▶ _MATERIAL FOR THE TASK_:
--------------------------------------------------
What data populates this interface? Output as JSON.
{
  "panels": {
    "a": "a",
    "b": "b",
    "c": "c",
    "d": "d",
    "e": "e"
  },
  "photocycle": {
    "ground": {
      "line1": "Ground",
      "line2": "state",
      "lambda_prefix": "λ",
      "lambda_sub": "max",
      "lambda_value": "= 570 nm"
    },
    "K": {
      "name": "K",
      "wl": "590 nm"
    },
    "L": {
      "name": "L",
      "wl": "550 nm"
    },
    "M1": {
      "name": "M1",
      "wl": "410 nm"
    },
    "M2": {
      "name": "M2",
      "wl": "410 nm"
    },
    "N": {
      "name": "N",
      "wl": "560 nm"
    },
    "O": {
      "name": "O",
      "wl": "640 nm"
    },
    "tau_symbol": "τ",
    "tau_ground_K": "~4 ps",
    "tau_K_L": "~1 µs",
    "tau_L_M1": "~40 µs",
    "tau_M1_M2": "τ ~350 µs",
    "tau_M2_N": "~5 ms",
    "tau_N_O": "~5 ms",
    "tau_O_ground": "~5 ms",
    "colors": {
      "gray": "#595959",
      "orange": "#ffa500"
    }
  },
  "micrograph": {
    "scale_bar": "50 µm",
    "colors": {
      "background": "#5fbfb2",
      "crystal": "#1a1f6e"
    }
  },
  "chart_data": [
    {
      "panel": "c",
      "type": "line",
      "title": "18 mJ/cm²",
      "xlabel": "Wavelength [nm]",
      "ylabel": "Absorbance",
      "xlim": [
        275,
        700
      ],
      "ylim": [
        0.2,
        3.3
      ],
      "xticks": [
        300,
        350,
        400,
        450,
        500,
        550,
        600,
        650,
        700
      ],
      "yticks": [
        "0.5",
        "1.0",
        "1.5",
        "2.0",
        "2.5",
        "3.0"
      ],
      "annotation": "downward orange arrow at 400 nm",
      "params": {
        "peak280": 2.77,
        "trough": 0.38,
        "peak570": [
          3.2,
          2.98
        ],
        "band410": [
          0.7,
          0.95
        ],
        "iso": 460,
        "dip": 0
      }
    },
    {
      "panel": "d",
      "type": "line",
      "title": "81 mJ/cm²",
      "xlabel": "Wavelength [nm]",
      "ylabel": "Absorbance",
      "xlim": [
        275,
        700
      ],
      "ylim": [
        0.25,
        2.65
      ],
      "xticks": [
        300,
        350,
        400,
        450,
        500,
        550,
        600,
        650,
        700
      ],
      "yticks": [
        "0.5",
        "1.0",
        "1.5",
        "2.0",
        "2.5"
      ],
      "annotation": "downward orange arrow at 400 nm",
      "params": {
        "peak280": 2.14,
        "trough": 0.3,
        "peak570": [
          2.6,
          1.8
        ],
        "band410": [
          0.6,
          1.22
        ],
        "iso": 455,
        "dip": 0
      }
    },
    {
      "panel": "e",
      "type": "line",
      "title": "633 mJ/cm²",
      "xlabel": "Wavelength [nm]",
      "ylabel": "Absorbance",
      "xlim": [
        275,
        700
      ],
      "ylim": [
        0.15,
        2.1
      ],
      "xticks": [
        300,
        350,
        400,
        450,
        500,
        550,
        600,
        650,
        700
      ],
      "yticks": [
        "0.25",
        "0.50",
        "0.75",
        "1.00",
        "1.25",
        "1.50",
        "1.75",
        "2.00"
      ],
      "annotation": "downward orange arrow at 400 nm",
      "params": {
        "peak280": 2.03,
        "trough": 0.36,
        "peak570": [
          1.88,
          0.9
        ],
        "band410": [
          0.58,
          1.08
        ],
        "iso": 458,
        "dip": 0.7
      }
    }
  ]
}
--------------------------------------------------
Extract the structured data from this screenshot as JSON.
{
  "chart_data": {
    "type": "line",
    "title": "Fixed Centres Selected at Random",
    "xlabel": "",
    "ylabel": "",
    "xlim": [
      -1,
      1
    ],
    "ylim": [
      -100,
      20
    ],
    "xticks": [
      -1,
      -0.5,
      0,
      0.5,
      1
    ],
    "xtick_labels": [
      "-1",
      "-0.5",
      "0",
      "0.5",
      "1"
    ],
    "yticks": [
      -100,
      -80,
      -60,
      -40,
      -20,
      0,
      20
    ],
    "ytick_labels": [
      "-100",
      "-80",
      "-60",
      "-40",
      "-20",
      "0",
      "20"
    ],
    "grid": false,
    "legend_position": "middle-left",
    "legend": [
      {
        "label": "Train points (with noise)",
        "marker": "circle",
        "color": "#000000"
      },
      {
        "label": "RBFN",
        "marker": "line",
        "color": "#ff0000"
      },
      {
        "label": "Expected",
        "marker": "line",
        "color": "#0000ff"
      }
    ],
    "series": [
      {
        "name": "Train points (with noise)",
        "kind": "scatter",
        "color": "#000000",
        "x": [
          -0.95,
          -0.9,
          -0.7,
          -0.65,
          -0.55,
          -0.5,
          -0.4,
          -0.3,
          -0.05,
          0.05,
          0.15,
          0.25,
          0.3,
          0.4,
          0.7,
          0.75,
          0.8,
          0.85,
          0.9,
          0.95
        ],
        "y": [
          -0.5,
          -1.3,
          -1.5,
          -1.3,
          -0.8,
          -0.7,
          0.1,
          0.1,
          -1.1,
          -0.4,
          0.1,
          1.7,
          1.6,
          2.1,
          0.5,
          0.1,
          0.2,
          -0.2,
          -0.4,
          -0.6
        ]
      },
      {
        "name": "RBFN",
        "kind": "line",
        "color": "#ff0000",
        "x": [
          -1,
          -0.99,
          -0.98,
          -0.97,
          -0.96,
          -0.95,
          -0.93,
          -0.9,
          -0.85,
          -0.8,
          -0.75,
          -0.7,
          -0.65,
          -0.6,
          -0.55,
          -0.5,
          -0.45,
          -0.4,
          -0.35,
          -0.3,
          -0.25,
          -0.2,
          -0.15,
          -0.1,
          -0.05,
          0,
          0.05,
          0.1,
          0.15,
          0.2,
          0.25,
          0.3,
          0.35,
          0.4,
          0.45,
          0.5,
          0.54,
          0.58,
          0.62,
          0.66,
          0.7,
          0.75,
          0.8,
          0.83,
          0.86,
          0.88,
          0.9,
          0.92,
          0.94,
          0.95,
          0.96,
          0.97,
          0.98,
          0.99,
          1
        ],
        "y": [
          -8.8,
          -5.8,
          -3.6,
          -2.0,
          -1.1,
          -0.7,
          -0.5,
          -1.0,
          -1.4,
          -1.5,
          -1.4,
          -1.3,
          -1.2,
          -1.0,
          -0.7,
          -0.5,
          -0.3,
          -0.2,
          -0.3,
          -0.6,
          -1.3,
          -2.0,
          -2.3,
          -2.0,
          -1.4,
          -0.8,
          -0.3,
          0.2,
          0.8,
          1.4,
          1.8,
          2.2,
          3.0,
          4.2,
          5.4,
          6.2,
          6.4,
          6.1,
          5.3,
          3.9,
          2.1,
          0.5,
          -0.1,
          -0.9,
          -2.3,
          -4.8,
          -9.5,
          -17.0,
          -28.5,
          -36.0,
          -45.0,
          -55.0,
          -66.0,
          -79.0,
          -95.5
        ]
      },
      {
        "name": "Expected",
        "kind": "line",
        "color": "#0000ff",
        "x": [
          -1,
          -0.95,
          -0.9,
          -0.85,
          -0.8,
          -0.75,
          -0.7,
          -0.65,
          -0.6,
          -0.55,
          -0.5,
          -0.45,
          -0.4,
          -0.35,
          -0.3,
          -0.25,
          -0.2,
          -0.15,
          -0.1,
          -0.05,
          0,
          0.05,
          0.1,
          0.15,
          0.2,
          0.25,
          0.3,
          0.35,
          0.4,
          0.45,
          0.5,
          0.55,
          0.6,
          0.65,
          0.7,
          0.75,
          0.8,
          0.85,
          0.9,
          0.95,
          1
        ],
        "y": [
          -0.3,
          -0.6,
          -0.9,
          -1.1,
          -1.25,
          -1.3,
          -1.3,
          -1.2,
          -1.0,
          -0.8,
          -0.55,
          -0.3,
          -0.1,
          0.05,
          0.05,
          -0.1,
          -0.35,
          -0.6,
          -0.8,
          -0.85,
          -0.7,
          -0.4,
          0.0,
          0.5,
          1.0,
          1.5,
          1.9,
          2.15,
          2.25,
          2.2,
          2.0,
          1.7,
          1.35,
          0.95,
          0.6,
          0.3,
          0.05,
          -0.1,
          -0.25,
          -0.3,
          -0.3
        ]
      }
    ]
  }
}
--------------------------------------------------
▶ _AIM OF THE TASK_: Scan the listing above. Collect all lines with the word "JSON".

▶ _RESULT OF THIS EXERCISE_:
What data populates this interface? Output as JSON.
Extract the structured data from this screenshot as JSON.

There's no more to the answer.